* [Tugas]: Cetak ulang tanpa perubahan baris-baris data mulai dari baris yang memuat "Give bounding boxes" sampai dengan baris yang memuat "y-tick-label: -1 — [35, 291, 49, 308]", kedua baris itu ikut disertakan. Jangan masukkan gambar ke dalam jawaban.

━━ Bahan Latihan

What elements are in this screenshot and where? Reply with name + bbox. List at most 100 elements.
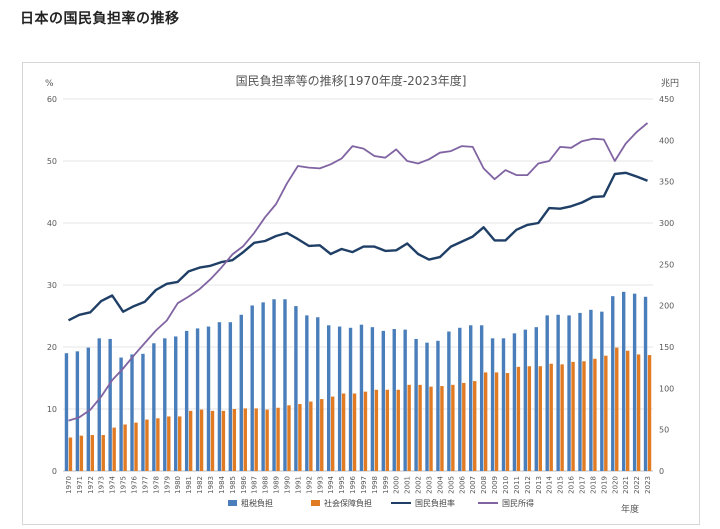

━━━━
━━ Bahan Latihan

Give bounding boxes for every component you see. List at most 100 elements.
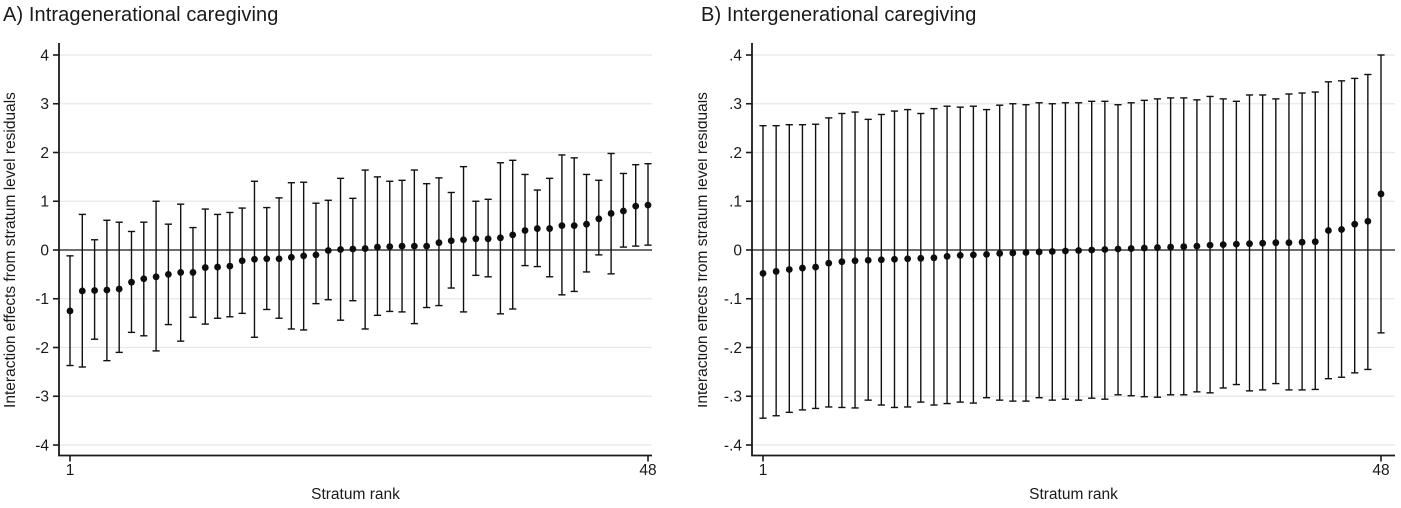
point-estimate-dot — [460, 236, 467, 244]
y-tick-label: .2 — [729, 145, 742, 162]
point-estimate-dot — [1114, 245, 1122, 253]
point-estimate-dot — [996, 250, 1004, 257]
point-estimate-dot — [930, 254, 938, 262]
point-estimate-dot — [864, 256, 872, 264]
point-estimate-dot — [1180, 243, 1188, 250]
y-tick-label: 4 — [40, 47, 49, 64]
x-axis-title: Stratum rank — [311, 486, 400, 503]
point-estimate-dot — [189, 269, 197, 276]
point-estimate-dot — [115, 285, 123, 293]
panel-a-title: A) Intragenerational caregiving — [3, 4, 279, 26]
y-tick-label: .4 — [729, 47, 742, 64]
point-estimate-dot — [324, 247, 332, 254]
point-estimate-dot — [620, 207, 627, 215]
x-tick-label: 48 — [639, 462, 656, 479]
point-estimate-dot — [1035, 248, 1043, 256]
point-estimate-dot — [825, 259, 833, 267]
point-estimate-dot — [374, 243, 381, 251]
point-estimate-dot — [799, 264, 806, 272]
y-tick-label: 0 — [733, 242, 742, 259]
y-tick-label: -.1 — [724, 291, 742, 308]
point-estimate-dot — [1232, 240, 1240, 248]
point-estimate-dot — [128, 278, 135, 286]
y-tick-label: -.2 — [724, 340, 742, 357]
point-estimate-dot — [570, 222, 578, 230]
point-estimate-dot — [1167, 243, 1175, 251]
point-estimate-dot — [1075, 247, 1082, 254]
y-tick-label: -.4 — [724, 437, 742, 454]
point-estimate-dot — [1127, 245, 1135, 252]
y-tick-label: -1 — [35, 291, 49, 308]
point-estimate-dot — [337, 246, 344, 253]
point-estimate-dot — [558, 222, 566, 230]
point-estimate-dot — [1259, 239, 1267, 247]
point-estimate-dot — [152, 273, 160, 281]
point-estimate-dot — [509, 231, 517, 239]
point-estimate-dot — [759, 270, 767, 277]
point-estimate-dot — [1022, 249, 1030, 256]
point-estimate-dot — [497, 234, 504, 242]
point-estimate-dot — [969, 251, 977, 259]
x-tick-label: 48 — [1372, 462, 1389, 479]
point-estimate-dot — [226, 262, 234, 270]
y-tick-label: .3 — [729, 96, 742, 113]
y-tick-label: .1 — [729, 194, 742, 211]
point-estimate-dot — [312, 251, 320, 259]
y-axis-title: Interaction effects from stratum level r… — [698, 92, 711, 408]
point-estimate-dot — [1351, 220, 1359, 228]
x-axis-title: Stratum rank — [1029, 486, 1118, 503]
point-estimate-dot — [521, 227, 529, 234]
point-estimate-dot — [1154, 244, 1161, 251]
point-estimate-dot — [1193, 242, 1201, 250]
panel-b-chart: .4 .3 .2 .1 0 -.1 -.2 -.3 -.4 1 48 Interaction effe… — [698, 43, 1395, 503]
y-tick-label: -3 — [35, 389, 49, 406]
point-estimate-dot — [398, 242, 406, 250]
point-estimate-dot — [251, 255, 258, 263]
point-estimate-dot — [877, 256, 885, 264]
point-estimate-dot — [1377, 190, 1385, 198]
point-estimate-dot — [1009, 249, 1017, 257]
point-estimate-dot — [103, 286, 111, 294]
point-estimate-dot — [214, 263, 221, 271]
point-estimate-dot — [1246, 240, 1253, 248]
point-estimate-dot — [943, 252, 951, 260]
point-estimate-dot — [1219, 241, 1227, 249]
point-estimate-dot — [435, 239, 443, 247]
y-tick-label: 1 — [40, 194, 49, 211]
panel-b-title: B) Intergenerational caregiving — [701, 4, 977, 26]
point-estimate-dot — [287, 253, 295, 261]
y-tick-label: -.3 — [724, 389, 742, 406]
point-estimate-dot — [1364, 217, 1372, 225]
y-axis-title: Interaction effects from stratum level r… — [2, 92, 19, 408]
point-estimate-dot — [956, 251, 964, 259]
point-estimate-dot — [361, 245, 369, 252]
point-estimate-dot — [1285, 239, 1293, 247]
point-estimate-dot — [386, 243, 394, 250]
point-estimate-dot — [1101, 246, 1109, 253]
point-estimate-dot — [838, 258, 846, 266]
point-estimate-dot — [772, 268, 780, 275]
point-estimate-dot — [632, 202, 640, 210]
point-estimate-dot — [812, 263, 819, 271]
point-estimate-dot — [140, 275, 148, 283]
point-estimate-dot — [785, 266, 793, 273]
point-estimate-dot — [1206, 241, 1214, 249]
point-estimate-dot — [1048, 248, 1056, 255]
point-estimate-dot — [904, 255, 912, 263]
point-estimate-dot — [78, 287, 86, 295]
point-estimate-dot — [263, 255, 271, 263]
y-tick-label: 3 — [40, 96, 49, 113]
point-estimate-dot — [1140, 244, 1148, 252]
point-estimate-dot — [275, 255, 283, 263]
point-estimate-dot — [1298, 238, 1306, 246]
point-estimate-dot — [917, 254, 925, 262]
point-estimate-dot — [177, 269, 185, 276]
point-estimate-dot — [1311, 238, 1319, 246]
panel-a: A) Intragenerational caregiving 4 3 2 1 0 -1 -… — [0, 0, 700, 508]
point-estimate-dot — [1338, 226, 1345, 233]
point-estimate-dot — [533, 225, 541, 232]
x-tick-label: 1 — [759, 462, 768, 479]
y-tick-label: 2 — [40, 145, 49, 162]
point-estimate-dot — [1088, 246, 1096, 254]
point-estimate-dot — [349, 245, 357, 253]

━━━━

* [Jawaban Tugas]:
Give bounding boxes for every component you see. List at most 100 elements.
point-estimate-dot — [460, 236, 467, 244]
y-tick-label: .2 — [729, 145, 742, 162]
point-estimate-dot — [1114, 245, 1122, 253]
point-estimate-dot — [996, 250, 1004, 257]
point-estimate-dot — [930, 254, 938, 262]
point-estimate-dot — [864, 256, 872, 264]
point-estimate-dot — [1180, 243, 1188, 250]
y-tick-label: 4 — [40, 47, 49, 64]
x-axis-title: Stratum rank — [311, 486, 400, 503]
point-estimate-dot — [189, 269, 197, 276]
point-estimate-dot — [115, 285, 123, 293]
panel-a-title: A) Intragenerational caregiving — [3, 4, 279, 26]
y-tick-label: .4 — [729, 47, 742, 64]
point-estimate-dot — [324, 247, 332, 254]
point-estimate-dot — [620, 207, 627, 215]
x-tick-label: 48 — [639, 462, 656, 479]
point-estimate-dot — [1035, 248, 1043, 256]
point-estimate-dot — [825, 259, 833, 267]
point-estimate-dot — [374, 243, 381, 251]
point-estimate-dot — [799, 264, 806, 272]
y-tick-label: 0 — [733, 242, 742, 259]
y-tick-label: -.1 — [724, 291, 742, 308]
point-estimate-dot — [1232, 240, 1240, 248]
point-estimate-dot — [128, 278, 135, 286]
y-tick-label: -.2 — [724, 340, 742, 357]
point-estimate-dot — [570, 222, 578, 230]
point-estimate-dot — [1167, 243, 1175, 251]
point-estimate-dot — [1075, 247, 1082, 254]
y-tick-label: -.4 — [724, 437, 742, 454]
point-estimate-dot — [1127, 245, 1135, 252]
y-tick-label: -1 — [35, 291, 49, 308]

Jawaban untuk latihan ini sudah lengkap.